WRITTEN TASK ▸
Gather up the lines that contain "post".

---*---

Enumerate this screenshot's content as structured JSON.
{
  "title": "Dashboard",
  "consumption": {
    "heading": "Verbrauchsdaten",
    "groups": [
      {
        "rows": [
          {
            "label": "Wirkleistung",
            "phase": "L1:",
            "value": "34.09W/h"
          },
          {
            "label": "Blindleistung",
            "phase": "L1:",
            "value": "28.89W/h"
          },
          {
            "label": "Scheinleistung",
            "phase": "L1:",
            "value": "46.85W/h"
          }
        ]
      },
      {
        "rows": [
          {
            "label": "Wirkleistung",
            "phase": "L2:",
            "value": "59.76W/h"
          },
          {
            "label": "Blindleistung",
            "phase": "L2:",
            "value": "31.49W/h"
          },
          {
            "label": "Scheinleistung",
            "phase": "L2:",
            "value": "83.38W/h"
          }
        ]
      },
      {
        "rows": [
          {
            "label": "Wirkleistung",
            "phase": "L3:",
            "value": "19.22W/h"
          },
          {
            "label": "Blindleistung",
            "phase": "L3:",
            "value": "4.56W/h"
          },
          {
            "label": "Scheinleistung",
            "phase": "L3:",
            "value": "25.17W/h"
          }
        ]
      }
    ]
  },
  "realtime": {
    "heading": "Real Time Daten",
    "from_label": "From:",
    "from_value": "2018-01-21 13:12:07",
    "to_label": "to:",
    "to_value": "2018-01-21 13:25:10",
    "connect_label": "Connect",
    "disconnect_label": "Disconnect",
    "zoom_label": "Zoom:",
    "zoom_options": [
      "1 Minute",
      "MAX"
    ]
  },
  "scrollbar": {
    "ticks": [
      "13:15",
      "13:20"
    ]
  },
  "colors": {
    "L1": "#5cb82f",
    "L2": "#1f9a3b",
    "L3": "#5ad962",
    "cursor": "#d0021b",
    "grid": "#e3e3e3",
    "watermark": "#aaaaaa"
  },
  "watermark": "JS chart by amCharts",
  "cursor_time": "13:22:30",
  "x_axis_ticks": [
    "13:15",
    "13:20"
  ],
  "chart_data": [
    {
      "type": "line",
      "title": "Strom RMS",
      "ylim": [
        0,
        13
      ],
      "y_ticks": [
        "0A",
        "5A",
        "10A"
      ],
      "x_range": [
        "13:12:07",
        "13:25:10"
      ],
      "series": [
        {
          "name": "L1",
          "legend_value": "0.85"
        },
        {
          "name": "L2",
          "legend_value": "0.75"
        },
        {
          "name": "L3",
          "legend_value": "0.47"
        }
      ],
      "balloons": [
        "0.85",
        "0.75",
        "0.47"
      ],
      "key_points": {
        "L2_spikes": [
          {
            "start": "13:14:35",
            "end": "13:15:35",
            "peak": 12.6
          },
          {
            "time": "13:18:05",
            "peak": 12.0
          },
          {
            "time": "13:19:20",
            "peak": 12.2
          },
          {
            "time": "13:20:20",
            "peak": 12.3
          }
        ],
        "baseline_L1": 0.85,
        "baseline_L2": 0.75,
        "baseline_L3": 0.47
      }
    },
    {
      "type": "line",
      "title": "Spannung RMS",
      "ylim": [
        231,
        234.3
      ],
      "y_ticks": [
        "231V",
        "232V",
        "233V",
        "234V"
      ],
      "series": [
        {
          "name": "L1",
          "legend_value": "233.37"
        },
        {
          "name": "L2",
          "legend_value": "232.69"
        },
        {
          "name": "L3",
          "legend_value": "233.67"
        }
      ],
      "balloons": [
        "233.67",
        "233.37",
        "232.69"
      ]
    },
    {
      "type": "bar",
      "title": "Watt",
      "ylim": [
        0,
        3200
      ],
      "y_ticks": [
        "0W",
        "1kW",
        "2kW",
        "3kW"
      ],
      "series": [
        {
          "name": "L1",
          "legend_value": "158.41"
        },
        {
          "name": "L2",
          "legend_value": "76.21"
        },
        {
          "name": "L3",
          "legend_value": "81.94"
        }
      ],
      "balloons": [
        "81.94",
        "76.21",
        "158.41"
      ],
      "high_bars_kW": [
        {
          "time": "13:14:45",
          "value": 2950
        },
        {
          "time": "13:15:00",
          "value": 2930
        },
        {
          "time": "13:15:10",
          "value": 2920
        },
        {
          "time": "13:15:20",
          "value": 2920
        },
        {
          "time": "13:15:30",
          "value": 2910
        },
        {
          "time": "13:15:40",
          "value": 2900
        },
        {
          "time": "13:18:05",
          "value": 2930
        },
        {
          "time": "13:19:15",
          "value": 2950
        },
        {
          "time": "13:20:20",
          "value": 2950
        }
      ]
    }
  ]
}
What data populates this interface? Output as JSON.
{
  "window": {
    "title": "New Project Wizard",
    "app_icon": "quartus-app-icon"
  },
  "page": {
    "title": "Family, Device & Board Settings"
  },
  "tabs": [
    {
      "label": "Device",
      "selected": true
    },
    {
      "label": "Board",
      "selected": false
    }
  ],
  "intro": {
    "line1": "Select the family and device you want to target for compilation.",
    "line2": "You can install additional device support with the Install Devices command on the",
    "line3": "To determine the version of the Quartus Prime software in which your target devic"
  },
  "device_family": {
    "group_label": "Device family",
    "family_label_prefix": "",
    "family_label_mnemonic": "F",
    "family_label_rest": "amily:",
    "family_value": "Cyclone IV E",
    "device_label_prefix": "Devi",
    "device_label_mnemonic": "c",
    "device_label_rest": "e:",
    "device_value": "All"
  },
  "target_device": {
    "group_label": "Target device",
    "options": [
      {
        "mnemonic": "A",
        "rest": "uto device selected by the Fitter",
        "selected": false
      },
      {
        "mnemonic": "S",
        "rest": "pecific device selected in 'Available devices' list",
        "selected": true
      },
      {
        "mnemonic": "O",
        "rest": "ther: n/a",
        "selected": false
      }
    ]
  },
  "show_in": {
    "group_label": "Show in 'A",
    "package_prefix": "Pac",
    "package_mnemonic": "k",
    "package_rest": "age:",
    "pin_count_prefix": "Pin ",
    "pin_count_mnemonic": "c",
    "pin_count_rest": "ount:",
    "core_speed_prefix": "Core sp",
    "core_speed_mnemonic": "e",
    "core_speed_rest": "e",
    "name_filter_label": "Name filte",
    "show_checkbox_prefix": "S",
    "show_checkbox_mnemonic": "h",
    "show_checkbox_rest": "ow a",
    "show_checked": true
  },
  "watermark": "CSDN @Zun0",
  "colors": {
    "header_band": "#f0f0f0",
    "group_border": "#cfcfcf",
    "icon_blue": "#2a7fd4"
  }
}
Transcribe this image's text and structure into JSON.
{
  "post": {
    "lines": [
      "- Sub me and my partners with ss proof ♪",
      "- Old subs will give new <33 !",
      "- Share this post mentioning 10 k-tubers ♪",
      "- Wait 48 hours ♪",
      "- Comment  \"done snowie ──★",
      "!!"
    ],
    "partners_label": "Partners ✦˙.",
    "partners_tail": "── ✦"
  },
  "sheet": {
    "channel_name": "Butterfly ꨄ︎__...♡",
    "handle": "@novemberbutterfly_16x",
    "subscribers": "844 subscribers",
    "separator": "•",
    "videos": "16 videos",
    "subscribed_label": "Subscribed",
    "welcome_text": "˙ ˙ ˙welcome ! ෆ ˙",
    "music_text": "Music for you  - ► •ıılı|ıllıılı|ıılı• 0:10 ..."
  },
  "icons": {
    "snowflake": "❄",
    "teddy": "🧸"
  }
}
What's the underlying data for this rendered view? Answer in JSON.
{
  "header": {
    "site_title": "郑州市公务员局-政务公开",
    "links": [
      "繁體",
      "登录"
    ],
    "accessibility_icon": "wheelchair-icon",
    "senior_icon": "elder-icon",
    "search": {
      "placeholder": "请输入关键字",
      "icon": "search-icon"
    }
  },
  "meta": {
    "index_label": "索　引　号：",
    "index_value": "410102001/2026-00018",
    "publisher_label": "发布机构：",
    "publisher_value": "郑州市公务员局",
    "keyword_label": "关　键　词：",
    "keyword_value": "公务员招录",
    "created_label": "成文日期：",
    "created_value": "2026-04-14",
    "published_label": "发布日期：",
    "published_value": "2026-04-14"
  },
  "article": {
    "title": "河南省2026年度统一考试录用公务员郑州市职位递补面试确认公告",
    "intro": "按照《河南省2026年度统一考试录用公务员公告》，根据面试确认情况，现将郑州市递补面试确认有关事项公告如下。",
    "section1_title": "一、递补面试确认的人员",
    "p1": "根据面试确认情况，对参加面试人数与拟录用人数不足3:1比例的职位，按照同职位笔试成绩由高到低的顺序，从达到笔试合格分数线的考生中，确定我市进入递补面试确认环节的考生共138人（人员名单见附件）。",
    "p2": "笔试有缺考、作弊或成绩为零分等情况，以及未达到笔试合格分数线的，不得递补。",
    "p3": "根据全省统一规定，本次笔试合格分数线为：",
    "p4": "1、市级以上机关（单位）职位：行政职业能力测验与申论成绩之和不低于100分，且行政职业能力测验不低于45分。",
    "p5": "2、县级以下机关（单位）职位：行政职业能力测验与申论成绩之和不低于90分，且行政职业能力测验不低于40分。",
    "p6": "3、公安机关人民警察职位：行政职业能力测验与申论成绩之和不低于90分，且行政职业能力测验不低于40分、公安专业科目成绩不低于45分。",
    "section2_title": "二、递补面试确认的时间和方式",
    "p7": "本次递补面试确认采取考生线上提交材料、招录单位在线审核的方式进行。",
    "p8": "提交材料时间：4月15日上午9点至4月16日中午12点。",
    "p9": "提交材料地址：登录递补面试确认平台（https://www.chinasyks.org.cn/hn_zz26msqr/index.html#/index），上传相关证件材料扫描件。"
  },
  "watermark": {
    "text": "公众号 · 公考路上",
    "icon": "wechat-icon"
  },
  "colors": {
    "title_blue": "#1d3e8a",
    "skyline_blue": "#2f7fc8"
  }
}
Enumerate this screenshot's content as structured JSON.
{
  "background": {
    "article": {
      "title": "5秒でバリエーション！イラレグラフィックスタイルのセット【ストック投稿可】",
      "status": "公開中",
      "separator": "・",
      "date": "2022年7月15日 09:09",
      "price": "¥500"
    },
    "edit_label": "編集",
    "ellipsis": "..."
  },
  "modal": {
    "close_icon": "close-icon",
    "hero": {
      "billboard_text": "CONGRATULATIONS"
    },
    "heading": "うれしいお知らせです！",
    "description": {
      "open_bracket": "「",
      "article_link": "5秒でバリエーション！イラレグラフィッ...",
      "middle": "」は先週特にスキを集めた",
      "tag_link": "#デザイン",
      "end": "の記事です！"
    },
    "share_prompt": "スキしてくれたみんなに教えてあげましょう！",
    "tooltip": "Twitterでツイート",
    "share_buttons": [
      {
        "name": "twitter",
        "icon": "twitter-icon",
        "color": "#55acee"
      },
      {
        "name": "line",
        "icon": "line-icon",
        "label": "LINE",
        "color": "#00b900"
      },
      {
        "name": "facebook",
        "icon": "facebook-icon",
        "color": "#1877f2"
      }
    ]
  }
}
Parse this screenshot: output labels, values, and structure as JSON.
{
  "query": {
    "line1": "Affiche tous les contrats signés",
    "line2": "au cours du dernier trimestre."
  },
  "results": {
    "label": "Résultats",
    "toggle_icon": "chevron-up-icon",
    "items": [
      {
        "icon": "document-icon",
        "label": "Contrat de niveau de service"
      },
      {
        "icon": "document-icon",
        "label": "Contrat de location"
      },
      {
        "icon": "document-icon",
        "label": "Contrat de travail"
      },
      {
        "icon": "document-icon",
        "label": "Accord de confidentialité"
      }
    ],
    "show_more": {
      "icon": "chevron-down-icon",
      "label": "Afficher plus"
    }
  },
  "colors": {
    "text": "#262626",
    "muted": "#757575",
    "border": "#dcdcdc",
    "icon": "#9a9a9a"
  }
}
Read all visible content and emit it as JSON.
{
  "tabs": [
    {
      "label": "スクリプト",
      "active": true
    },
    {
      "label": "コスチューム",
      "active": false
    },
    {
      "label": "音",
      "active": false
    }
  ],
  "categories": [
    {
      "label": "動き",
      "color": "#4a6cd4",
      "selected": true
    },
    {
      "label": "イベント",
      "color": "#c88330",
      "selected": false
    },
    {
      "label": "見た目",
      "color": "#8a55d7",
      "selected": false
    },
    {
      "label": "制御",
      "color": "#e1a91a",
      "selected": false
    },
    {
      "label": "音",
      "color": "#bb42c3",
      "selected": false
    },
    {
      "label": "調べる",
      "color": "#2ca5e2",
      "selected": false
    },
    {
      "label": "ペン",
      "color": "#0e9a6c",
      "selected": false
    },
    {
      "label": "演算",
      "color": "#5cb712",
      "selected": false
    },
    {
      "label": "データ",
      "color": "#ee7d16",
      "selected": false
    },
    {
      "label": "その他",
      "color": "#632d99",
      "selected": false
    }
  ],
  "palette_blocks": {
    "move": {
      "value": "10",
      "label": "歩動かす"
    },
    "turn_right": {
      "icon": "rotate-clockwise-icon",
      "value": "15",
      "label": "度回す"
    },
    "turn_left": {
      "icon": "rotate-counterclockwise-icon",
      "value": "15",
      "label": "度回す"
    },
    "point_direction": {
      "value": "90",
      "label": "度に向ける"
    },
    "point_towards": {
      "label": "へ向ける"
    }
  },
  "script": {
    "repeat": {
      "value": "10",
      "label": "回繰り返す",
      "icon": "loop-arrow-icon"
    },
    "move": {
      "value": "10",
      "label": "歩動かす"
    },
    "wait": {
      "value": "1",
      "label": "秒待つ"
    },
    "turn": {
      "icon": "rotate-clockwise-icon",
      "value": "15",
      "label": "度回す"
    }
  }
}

---*---

COMPLETE RESPONSE ▸
  "post": {
      "- Share this post mentioning 10 k-tubers ♪",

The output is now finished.